─── MATERIAL FOR THE TASK

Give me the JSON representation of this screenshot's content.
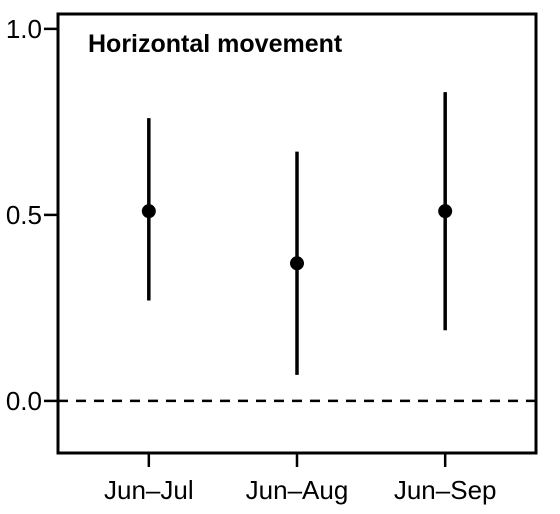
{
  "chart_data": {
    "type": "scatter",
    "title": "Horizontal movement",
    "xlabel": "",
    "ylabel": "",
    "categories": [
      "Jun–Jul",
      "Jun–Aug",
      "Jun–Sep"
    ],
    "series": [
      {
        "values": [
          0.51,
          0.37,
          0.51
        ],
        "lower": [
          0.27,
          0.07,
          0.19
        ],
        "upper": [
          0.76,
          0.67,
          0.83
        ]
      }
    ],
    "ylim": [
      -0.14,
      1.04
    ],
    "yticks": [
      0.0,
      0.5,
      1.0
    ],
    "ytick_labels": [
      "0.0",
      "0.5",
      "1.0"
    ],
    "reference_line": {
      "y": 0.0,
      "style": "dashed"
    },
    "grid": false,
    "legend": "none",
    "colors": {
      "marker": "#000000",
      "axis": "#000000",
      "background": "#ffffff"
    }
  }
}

──────

__PROBLEM STATEMENT__: Omit each picture, then return all of the listing exactly as it stands.

__RESULT BELOW__:
Give me the JSON representation of this screenshot's content.
{
  "chart_data": {
    "type": "scatter",
    "title": "Horizontal movement",
    "xlabel": "",
    "ylabel": "",
    "categories": [
      "Jun–Jul",
      "Jun–Aug",
      "Jun–Sep"
    ],
    "series": [
      {
        "values": [
          0.51,
          0.37,
          0.51
        ],
        "lower": [
          0.27,
          0.07,
          0.19
        ],
        "upper": [
          0.76,
          0.67,
          0.83
        ]
      }
    ],
    "ylim": [
      -0.14,
      1.04
    ],
    "yticks": [
      0.0,
      0.5,
      1.0
    ],
    "ytick_labels": [
      "0.0",
      "0.5",
      "1.0"
    ],
    "reference_line": {
      "y": 0.0,
      "style": "dashed"
    },
    "grid": false,
    "legend": "none",
    "colors": {
      "marker": "#000000",
      "axis": "#000000",
      "background": "#ffffff"
    }
  }
}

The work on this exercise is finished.